__What to do__.
Leave out every picture, then transcribe the rest of the listing exactly.
..............................
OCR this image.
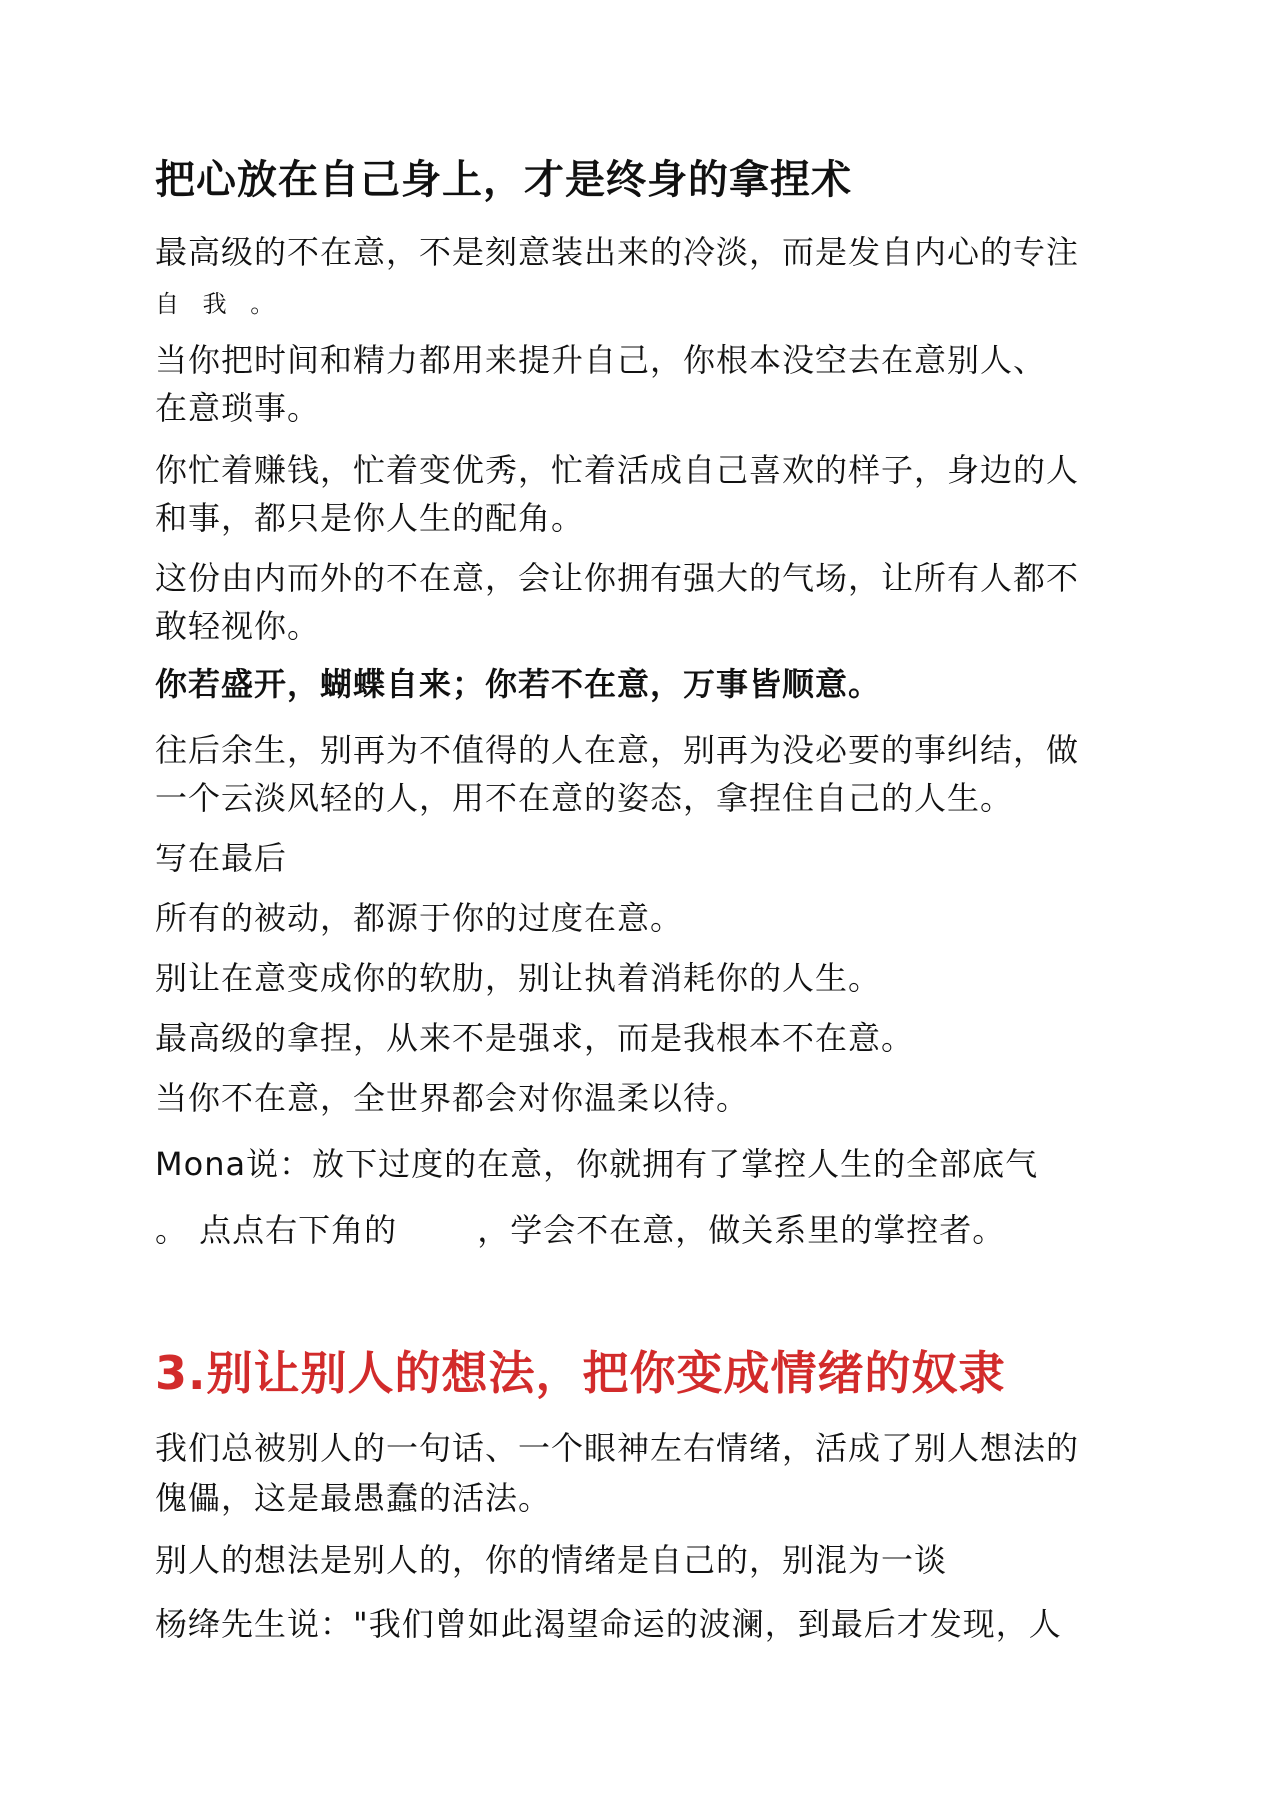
把心放在自己身上，才是终身的拿捏术
最高级的不在意，不是刻意装出来的冷淡，而是发自内心的专注
自 我 。
当你把时间和精力都用来提升自己，你根本没空去在意别人、
在意琐事。
你忙着赚钱，忙着变优秀，忙着活成自己喜欢的样子，身边的人
和事，都只是你人生的配角。
这份由内而外的不在意，会让你拥有强大的气场，让所有人都不
敢轻视你。
你若盛开，蝴蝶自来；你若不在意，万事皆顺意。
往后余生，别再为不值得的人在意，别再为没必要的事纠结，做
一个云淡风轻的人，用不在意的姿态，拿捏住自己的人生。
写在最后
所有的被动，都源于你的过度在意。
别让在意变成你的软肋，别让执着消耗你的人生。
最高级的拿捏，从来不是强求，而是我根本不在意。
当你不在意，全世界都会对你温柔以待。
Mona说：放下过度的在意，你就拥有了掌控人生的全部底气
。 点点右下角的	，学会不在意，做关系里的掌控者。
3.别让别人的想法，把你变成情绪的奴隶
我们总被别人的一句话、一个眼神左右情绪，活成了别人想法的
傀儡，这是最愚蠢的活法。
别人的想法是别人的，你的情绪是自己的，别混为一谈
杨绛先生说："我们曾如此渴望命运的波澜，到最后才发现，人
..............................
__Task solution__.
OCR this image.
把心放在自己身上，才是终身的拿捏术
最高级的不在意，不是刻意装出来的冷淡，而是发自内心的专注
自 我 。
当你把时间和精力都用来提升自己，你根本没空去在意别人、
在意琐事。
你忙着赚钱，忙着变优秀，忙着活成自己喜欢的样子，身边的人
和事，都只是你人生的配角。
这份由内而外的不在意，会让你拥有强大的气场，让所有人都不
敢轻视你。
你若盛开，蝴蝶自来；你若不在意，万事皆顺意。
往后余生，别再为不值得的人在意，别再为没必要的事纠结，做
一个云淡风轻的人，用不在意的姿态，拿捏住自己的人生。
写在最后
所有的被动，都源于你的过度在意。
别让在意变成你的软肋，别让执着消耗你的人生。
最高级的拿捏，从来不是强求，而是我根本不在意。
当你不在意，全世界都会对你温柔以待。
Mona说：放下过度的在意，你就拥有了掌控人生的全部底气
。 点点右下角的	，学会不在意，做关系里的掌控者。
3.别让别人的想法，把你变成情绪的奴隶
我们总被别人的一句话、一个眼神左右情绪，活成了别人想法的
傀儡，这是最愚蠢的活法。
别人的想法是别人的，你的情绪是自己的，别混为一谈
杨绛先生说："我们曾如此渴望命运的波澜，到最后才发现，人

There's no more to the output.